» Data entries for graphics:

■ ■ ■ ■ ■

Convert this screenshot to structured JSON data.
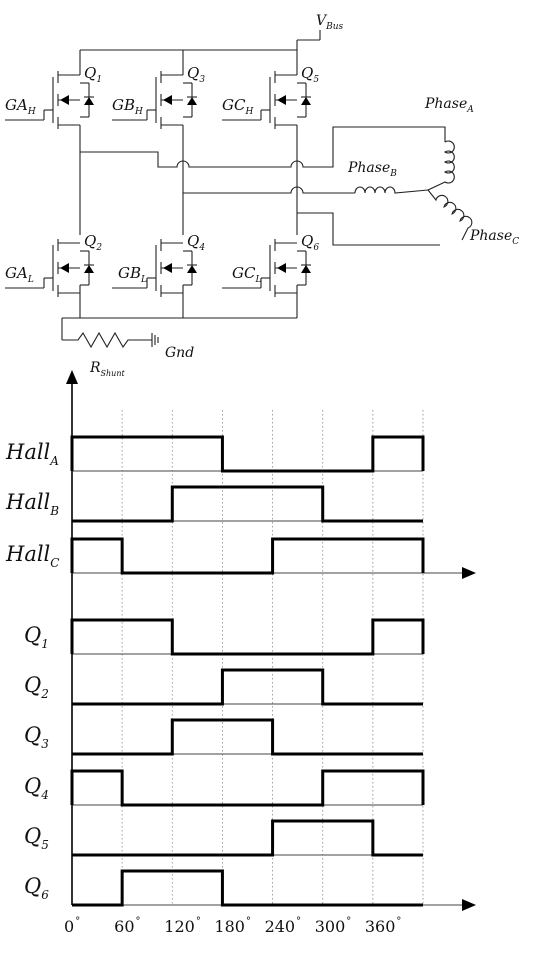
{
  "circuit": {
    "supply": {
      "base": "V",
      "sub": "Bus"
    },
    "ground": "Gnd",
    "shunt": {
      "base": "R",
      "sub": "Shunt"
    },
    "gates": [
      {
        "base": "GA",
        "sub": "H"
      },
      {
        "base": "GB",
        "sub": "H"
      },
      {
        "base": "GC",
        "sub": "H"
      },
      {
        "base": "GA",
        "sub": "L"
      },
      {
        "base": "GB",
        "sub": "L"
      },
      {
        "base": "GC",
        "sub": "L"
      }
    ],
    "switches": [
      {
        "base": "Q",
        "sub": "1"
      },
      {
        "base": "Q",
        "sub": "3"
      },
      {
        "base": "Q",
        "sub": "5"
      },
      {
        "base": "Q",
        "sub": "2"
      },
      {
        "base": "Q",
        "sub": "4"
      },
      {
        "base": "Q",
        "sub": "6"
      }
    ],
    "phases": [
      {
        "base": "Phase",
        "sub": "A"
      },
      {
        "base": "Phase",
        "sub": "B"
      },
      {
        "base": "Phase",
        "sub": "C"
      }
    ]
  },
  "timing": {
    "x_ticks": [
      0,
      60,
      120,
      180,
      240,
      300,
      360
    ],
    "x_range": [
      0,
      420
    ],
    "degree_symbol": "°",
    "signals": [
      {
        "base": "Hall",
        "sub": "A",
        "levels": [
          [
            0,
            180,
            1
          ],
          [
            180,
            360,
            0
          ],
          [
            360,
            420,
            1
          ]
        ]
      },
      {
        "base": "Hall",
        "sub": "B",
        "levels": [
          [
            0,
            120,
            0
          ],
          [
            120,
            300,
            1
          ],
          [
            300,
            420,
            0
          ]
        ]
      },
      {
        "base": "Hall",
        "sub": "C",
        "levels": [
          [
            0,
            60,
            1
          ],
          [
            60,
            240,
            0
          ],
          [
            240,
            420,
            1
          ]
        ]
      },
      {
        "base": "Q",
        "sub": "1",
        "levels": [
          [
            0,
            120,
            1
          ],
          [
            120,
            360,
            0
          ],
          [
            360,
            420,
            1
          ]
        ]
      },
      {
        "base": "Q",
        "sub": "2",
        "levels": [
          [
            0,
            180,
            0
          ],
          [
            180,
            300,
            1
          ],
          [
            300,
            420,
            0
          ]
        ]
      },
      {
        "base": "Q",
        "sub": "3",
        "levels": [
          [
            0,
            120,
            0
          ],
          [
            120,
            240,
            1
          ],
          [
            240,
            420,
            0
          ]
        ]
      },
      {
        "base": "Q",
        "sub": "4",
        "levels": [
          [
            0,
            60,
            1
          ],
          [
            60,
            300,
            0
          ],
          [
            300,
            420,
            1
          ]
        ]
      },
      {
        "base": "Q",
        "sub": "5",
        "levels": [
          [
            0,
            240,
            0
          ],
          [
            240,
            360,
            1
          ],
          [
            360,
            420,
            0
          ]
        ]
      },
      {
        "base": "Q",
        "sub": "6",
        "levels": [
          [
            0,
            60,
            0
          ],
          [
            60,
            180,
            1
          ],
          [
            180,
            420,
            0
          ]
        ]
      }
    ]
  }
}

■ ■ ■ ■ ■

» Task goal: Can you retype every record above exactly, leaving out the pictures?

» Correct result:
Convert this screenshot to structured JSON data.
{
  "circuit": {
    "supply": {
      "base": "V",
      "sub": "Bus"
    },
    "ground": "Gnd",
    "shunt": {
      "base": "R",
      "sub": "Shunt"
    },
    "gates": [
      {
        "base": "GA",
        "sub": "H"
      },
      {
        "base": "GB",
        "sub": "H"
      },
      {
        "base": "GC",
        "sub": "H"
      },
      {
        "base": "GA",
        "sub": "L"
      },
      {
        "base": "GB",
        "sub": "L"
      },
      {
        "base": "GC",
        "sub": "L"
      }
    ],
    "switches": [
      {
        "base": "Q",
        "sub": "1"
      },
      {
        "base": "Q",
        "sub": "3"
      },
      {
        "base": "Q",
        "sub": "5"
      },
      {
        "base": "Q",
        "sub": "2"
      },
      {
        "base": "Q",
        "sub": "4"
      },
      {
        "base": "Q",
        "sub": "6"
      }
    ],
    "phases": [
      {
        "base": "Phase",
        "sub": "A"
      },
      {
        "base": "Phase",
        "sub": "B"
      },
      {
        "base": "Phase",
        "sub": "C"
      }
    ]
  },
  "timing": {
    "x_ticks": [
      0,
      60,
      120,
      180,
      240,
      300,
      360
    ],
    "x_range": [
      0,
      420
    ],
    "degree_symbol": "°",
    "signals": [
      {
        "base": "Hall",
        "sub": "A",
        "levels": [
          [
            0,
            180,
            1
          ],
          [
            180,
            360,
            0
          ],
          [
            360,
            420,
            1
          ]
        ]
      },
      {
        "base": "Hall",
        "sub": "B",
        "levels": [
          [
            0,
            120,
            0
          ],
          [
            120,
            300,
            1
          ],
          [
            300,
            420,
            0
          ]
        ]
      },
      {
        "base": "Hall",
        "sub": "C",
        "levels": [
          [
            0,
            60,
            1
          ],
          [
            60,
            240,
            0
          ],
          [
            240,
            420,
            1
          ]
        ]
      },
      {
        "base": "Q",
        "sub": "1",
        "levels": [
          [
            0,
            120,
            1
          ],
          [
            120,
            360,
            0
          ],
          [
            360,
            420,
            1
          ]
        ]
      },
      {
        "base": "Q",
        "sub": "2",
        "levels": [
          [
            0,
            180,
            0
          ],
          [
            180,
            300,
            1
          ],
          [
            300,
            420,
            0
          ]
        ]
      },
      {
        "base": "Q",
        "sub": "3",
        "levels": [
          [
            0,
            120,
            0
          ],
          [
            120,
            240,
            1
          ],
          [
            240,
            420,
            0
          ]
        ]
      },
      {
        "base": "Q",
        "sub": "4",
        "levels": [
          [
            0,
            60,
            1
          ],
          [
            60,
            300,
            0
          ],
          [
            300,
            420,
            1
          ]
        ]
      },
      {
        "base": "Q",
        "sub": "5",
        "levels": [
          [
            0,
            240,
            0
          ],
          [
            240,
            360,
            1
          ],
          [
            360,
            420,
            0
          ]
        ]
      },
      {
        "base": "Q",
        "sub": "6",
        "levels": [
          [
            0,
            60,
            0
          ],
          [
            60,
            180,
            1
          ],
          [
            180,
            420,
            0
          ]
        ]
      }
    ]
  }
}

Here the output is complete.